━━━━━ DATASET ENTRIES ━━━━━
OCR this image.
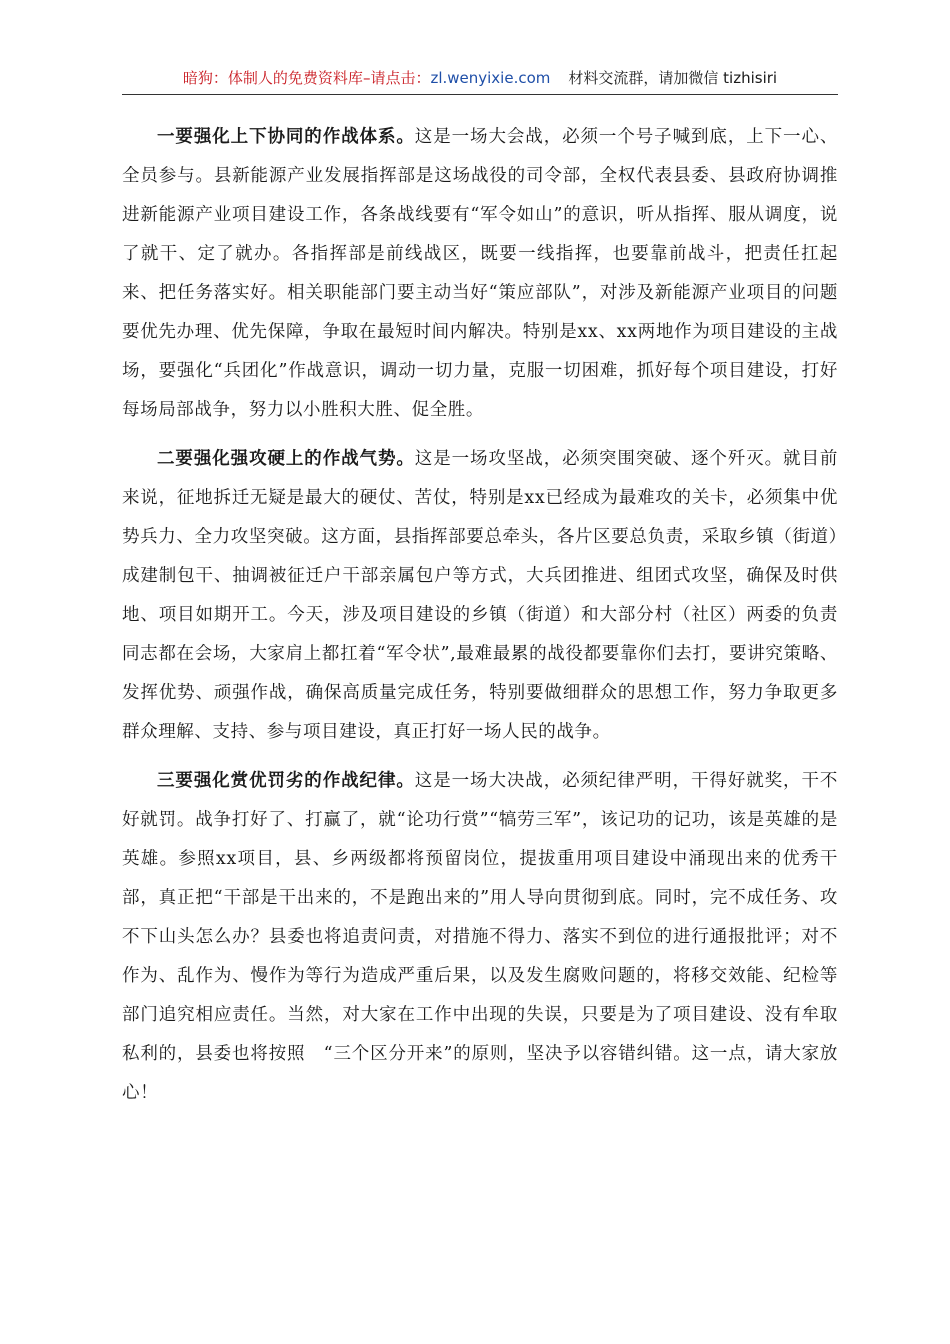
暗狗：体制人的免费资料库–请点击：zl.wenyixie.com 材料交流群，请加微信 tizhisiri

一要强化上下协同的作战体系。这是一场大会战，必须一个号子喊到底，上下一心、全员参与。县新能源产业发展指挥部是这场战役的司令部，全权代表县委、县政府协调推进新能源产业项目建设工作，各条战线要有“军令如山”的意识，听从指挥、服从调度，说了就干、定了就办。各指挥部是前线战区，既要一线指挥，也要靠前战斗，把责任扛起来、把任务落实好。相关职能部门要主动当好“策应部队”，对涉及新能源产业项目的问题要优先办理、优先保障，争取在最短时间内解决。特别是xx、xx两地作为项目建设的主战场，要强化“兵团化”作战意识，调动一切力量，克服一切困难，抓好每个项目建设，打好每场局部战争，努力以小胜积大胜、促全胜。

二要强化强攻硬上的作战气势。这是一场攻坚战，必须突围突破、逐个歼灭。就目前来说，征地拆迁无疑是最大的硬仗、苦仗，特别是xx已经成为最难攻的关卡，必须集中优势兵力、全力攻坚突破。这方面，县指挥部要总牵头，各片区要总负责，采取乡镇（街道）成建制包干、抽调被征迁户干部亲属包户等方式，大兵团推进、组团式攻坚，确保及时供地、项目如期开工。今天，涉及项目建设的乡镇（街道）和大部分村（社区）两委的负责同志都在会场，大家肩上都扛着“军令状”,最难最累的战役都要靠你们去打，要讲究策略、发挥优势、顽强作战，确保高质量完成任务，特别要做细群众的思想工作，努力争取更多群众理解、支持、参与项目建设，真正打好一场人民的战争。

三要强化赏优罚劣的作战纪律。这是一场大决战，必须纪律严明，干得好就奖，干不好就罚。战争打好了、打赢了，就“论功行赏”“犒劳三军”，该记功的记功，该是英雄的是英雄。参照xx项目，县、乡两级都将预留岗位，提拔重用项目建设中涌现出来的优秀干部，真正把“干部是干出来的，不是跑出来的”用人导向贯彻到底。同时，完不成任务、攻不下山头怎么办？县委也将追责问责，对措施不得力、落实不到位的进行通报批评；对不作为、乱作为、慢作为等行为造成严重后果，以及发生腐败问题的，将移交效能、纪检等部门追究相应责任。当然，对大家在工作中出现的失误，只要是为了项目建设、没有牟取私利的，县委也将按照　“三个区分开来”的原则，坚决予以容错纠错。这一点，请大家放心！
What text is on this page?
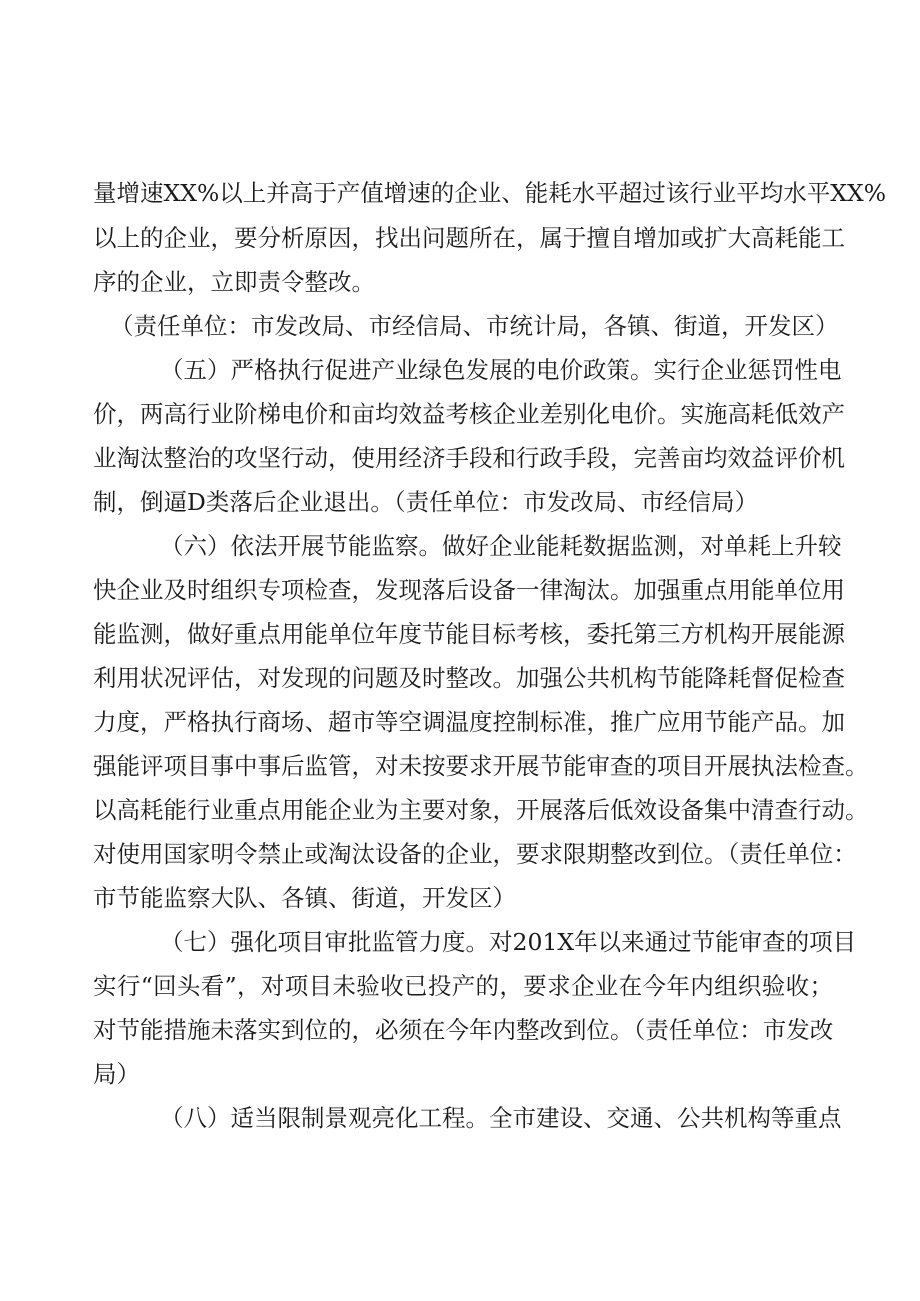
量增速XX%以上并高于产值增速的企业、能耗水平超过该行业平均水平XX%
以上的企业，要分析原因，找出问题所在，属于擅自增加或扩大高耗能工
序的企业，立即责令整改。
（责任单位：市发改局、市经信局、市统计局，各镇、街道，开发区）
（五）严格执行促进产业绿色发展的电价政策。实行企业惩罚性电
价，两高行业阶梯电价和亩均效益考核企业差别化电价。实施高耗低效产
业淘汰整治的攻坚行动，使用经济手段和行政手段，完善亩均效益评价机
制，倒逼D类落后企业退出。（责任单位：市发改局、市经信局）
（六）依法开展节能监察。做好企业能耗数据监测，对单耗上升较
快企业及时组织专项检查，发现落后设备一律淘汰。加强重点用能单位用
能监测，做好重点用能单位年度节能目标考核，委托第三方机构开展能源
利用状况评估，对发现的问题及时整改。加强公共机构节能降耗督促检查
力度，严格执行商场、超市等空调温度控制标准，推广应用节能产品。加
强能评项目事中事后监管，对未按要求开展节能审查的项目开展执法检查。
以高耗能行业重点用能企业为主要对象，开展落后低效设备集中清查行动。
对使用国家明令禁止或淘汰设备的企业，要求限期整改到位。（责任单位：
市节能监察大队、各镇、街道，开发区）
（七）强化项目审批监管力度。对201X年以来通过节能审查的项目
实行“回头看”，对项目未验收已投产的，要求企业在今年内组织验收；
对节能措施未落实到位的，必须在今年内整改到位。（责任单位：市发改
局）
（八）适当限制景观亮化工程。全市建设、交通、公共机构等重点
━━━━━
# [SET PROBLEM]
Copy out every line holding the string "市经信局".

# [EXERCISE RESPONSE]
（责任单位：市发改局、市经信局、市统计局，各镇、街道，开发区）
制，倒逼D类落后企业退出。（责任单位：市发改局、市经信局）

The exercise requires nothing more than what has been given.